--- start RECORDS SHOWN ---

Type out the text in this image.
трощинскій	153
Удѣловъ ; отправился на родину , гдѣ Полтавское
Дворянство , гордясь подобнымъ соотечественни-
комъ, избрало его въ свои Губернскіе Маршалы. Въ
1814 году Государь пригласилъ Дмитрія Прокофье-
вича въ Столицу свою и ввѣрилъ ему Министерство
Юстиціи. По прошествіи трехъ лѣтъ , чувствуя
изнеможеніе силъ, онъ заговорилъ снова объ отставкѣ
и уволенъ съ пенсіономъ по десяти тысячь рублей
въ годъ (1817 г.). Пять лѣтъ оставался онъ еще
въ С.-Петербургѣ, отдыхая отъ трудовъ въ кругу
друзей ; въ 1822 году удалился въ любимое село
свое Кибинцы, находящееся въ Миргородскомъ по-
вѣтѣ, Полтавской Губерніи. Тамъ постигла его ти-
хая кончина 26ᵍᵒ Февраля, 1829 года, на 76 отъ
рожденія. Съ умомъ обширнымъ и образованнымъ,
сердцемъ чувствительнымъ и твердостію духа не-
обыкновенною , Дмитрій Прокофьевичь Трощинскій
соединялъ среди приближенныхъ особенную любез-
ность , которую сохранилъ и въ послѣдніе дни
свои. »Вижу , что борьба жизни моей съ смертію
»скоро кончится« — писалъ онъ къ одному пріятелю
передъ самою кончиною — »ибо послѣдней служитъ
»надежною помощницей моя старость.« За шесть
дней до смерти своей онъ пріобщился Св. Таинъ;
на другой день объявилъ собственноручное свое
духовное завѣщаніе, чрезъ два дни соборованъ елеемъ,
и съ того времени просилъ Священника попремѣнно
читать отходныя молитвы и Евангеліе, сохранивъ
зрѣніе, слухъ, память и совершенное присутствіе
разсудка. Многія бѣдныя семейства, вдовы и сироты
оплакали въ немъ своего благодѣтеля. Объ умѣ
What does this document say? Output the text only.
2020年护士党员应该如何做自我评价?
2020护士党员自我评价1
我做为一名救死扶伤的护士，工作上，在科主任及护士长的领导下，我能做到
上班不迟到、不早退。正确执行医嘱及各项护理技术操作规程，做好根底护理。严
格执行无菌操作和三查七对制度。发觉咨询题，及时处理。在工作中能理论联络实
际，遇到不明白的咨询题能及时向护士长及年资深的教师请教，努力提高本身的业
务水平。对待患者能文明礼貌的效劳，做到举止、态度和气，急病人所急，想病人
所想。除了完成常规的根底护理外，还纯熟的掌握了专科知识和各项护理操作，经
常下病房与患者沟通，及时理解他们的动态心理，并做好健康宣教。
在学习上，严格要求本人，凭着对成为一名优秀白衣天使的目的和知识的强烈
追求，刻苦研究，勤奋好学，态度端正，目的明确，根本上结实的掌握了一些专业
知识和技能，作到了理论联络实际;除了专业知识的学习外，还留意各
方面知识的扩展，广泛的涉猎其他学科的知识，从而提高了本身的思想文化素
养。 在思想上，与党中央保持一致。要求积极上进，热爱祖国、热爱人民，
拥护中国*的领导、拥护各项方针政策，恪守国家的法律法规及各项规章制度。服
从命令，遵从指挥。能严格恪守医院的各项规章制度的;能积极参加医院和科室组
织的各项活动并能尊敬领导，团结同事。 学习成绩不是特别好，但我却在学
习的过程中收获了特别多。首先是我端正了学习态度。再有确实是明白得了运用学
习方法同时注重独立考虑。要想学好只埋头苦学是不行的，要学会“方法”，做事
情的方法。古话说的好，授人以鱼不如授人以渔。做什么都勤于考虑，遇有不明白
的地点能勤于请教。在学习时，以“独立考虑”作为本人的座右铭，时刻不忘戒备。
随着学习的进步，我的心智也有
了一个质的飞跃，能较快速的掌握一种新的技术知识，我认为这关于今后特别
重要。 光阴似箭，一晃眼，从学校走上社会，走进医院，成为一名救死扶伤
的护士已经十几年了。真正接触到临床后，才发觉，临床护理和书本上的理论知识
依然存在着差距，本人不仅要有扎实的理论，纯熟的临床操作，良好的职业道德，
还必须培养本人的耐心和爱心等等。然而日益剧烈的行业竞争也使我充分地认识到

--- end RECORDS SHOWN ---

§ **WHAT TO PRODUCE**: Lines containing the string "свои" are to be selected and copied.

§ **ANSWER TO THE EXERCISE**:
комъ, избрало его въ свои Губернскіе Маршалы. Въ
свои. »Вижу , что борьба жизни моей съ смертію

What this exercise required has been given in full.